Provided records:
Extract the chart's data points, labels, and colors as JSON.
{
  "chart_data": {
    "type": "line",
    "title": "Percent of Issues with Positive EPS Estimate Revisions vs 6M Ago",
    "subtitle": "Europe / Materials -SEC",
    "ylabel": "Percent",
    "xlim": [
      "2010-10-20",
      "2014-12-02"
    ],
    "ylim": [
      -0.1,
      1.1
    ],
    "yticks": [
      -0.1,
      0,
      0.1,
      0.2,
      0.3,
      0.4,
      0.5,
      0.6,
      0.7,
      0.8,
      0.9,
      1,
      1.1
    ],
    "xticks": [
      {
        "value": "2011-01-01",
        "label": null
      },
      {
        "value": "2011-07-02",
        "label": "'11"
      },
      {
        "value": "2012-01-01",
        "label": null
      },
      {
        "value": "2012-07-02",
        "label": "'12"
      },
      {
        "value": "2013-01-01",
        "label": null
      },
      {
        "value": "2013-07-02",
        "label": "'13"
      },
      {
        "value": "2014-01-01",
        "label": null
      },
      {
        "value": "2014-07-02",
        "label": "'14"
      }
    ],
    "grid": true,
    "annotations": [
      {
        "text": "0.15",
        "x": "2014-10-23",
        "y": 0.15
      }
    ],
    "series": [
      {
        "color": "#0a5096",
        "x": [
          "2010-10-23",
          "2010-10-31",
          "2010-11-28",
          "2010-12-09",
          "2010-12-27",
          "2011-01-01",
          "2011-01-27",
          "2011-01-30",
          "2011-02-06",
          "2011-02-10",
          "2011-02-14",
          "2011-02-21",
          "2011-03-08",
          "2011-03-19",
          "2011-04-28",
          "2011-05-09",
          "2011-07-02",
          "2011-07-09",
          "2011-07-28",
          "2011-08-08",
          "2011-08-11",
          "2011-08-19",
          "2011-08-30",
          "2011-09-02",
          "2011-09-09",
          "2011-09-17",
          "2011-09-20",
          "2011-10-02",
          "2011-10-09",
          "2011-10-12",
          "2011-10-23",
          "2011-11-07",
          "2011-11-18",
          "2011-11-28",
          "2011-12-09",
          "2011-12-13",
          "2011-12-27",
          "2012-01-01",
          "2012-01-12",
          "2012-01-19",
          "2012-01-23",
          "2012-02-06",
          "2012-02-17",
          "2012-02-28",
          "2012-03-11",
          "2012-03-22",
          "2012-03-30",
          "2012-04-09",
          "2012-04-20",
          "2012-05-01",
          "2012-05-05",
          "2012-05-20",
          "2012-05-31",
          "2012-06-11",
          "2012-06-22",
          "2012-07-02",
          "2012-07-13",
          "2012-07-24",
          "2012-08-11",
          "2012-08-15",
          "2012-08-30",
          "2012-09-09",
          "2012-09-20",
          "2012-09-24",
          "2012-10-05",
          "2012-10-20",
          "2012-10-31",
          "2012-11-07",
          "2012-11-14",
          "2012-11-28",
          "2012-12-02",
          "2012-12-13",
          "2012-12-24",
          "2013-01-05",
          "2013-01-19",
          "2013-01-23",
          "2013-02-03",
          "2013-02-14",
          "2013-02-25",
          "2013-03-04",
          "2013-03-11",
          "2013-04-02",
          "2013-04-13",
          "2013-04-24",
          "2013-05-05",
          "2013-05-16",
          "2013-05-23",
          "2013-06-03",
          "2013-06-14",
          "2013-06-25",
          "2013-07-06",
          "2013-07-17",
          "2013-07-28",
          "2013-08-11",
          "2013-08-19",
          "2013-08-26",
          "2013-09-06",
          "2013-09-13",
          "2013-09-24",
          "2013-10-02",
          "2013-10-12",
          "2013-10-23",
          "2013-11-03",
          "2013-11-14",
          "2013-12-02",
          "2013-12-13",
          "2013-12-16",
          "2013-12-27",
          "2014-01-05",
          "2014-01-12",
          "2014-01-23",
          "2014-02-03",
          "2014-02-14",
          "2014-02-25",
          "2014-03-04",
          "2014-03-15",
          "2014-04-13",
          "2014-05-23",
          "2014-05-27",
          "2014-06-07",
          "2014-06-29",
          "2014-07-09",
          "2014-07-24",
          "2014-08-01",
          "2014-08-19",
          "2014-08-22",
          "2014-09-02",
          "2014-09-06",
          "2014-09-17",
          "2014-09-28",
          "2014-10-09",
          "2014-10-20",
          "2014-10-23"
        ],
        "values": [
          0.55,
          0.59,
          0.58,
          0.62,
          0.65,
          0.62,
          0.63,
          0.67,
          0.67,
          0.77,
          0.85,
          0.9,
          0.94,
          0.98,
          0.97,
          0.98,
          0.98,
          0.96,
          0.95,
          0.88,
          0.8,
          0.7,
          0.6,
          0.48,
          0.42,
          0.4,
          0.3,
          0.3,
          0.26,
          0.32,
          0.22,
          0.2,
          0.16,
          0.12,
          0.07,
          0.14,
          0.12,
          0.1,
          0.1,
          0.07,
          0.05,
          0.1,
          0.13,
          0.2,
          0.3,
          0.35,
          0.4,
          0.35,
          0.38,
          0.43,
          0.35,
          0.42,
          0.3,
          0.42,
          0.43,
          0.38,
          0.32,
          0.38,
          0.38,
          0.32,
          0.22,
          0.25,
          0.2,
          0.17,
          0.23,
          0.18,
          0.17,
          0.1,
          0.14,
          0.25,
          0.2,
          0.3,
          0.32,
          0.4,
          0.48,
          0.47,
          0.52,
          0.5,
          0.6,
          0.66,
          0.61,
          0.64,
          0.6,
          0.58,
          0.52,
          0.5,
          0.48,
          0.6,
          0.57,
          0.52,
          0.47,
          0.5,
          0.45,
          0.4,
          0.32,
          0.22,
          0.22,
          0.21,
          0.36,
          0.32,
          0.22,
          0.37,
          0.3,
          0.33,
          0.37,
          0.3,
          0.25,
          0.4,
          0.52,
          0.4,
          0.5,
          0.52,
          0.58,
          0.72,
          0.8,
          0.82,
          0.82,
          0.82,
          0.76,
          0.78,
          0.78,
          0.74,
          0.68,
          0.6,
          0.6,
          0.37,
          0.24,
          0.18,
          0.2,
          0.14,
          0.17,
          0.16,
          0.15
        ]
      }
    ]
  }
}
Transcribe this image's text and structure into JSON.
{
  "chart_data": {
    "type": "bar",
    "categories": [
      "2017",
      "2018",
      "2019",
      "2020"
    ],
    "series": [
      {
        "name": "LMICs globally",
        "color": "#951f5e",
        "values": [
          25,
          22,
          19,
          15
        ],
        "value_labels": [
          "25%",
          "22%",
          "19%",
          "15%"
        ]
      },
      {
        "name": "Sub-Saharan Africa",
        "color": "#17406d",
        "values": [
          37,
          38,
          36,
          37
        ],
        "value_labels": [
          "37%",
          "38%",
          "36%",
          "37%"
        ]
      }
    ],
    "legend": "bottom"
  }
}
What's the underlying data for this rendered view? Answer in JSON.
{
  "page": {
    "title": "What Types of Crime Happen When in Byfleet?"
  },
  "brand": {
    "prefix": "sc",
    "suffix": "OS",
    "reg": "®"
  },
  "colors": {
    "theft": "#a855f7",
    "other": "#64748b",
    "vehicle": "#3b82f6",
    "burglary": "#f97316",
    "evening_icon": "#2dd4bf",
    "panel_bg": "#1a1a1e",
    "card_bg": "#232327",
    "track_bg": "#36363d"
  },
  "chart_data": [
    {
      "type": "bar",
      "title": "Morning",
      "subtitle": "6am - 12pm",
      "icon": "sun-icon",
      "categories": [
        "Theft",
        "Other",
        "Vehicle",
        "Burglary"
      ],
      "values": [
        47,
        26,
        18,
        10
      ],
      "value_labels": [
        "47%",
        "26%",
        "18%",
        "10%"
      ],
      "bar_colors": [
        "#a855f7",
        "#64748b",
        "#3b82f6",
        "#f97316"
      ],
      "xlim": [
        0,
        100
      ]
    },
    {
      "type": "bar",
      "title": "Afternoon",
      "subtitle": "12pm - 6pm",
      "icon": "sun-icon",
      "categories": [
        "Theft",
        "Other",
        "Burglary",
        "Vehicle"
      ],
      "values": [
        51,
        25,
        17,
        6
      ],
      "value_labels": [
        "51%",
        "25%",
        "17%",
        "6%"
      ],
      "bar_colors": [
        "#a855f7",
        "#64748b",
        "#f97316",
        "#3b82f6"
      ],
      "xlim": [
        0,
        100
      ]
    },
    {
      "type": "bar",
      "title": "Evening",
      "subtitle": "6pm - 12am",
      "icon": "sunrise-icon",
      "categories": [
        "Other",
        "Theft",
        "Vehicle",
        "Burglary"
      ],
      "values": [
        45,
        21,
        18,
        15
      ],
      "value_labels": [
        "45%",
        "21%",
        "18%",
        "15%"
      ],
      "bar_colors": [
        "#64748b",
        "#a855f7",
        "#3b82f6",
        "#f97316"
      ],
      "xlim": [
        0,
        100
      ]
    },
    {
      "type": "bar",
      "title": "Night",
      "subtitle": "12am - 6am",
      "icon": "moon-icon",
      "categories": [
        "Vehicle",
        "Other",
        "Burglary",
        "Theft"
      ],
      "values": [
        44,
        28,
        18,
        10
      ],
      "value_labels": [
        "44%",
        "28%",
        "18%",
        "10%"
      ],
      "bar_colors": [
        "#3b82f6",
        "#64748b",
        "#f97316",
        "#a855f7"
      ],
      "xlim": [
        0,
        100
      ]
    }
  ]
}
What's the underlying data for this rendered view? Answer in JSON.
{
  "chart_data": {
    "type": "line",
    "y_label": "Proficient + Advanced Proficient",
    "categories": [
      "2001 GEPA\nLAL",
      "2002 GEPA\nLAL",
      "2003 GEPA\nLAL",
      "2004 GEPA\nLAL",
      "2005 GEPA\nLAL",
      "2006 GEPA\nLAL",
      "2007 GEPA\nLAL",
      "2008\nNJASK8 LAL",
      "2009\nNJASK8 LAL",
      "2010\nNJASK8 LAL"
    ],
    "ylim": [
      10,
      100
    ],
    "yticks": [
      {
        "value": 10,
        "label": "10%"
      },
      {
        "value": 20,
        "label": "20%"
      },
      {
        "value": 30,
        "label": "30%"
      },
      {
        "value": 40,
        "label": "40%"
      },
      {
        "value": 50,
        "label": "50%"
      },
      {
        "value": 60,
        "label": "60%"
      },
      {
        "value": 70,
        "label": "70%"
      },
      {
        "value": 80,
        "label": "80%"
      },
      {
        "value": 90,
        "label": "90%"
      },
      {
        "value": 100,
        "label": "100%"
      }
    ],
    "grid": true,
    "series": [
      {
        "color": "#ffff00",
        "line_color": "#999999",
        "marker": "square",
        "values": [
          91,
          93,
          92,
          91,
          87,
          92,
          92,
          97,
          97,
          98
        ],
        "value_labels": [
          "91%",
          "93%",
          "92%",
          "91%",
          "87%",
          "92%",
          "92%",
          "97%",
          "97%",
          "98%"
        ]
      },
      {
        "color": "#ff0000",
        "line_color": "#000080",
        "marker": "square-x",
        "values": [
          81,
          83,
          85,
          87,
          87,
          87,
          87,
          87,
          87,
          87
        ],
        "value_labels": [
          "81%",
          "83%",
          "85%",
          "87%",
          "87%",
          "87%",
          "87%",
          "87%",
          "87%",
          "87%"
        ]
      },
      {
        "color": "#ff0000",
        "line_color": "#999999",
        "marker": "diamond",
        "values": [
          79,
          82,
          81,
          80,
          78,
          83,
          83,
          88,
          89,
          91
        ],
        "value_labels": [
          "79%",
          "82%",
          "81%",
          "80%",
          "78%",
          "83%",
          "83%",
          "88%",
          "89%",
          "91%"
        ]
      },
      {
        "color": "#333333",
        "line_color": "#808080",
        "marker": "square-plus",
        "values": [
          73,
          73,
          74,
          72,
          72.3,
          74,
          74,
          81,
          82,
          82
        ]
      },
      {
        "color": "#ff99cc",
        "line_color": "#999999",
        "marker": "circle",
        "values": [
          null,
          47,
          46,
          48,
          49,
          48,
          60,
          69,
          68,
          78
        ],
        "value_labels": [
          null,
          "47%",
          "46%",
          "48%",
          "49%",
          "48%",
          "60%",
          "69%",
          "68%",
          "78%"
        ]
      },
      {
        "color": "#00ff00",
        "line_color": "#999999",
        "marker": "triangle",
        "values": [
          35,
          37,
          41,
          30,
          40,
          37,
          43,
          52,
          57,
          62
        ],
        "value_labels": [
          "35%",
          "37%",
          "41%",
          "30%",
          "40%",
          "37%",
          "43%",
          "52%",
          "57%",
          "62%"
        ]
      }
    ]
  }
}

Given instruction:
Gather each line in the entries above where the string "JSON" is found.

Solved problem:
Extract the chart's data points, labels, and colors as JSON.
Transcribe this image's text and structure into JSON.
What's the underlying data for this rendered view? Answer in JSON.
What's the underlying data for this rendered view? Answer in JSON.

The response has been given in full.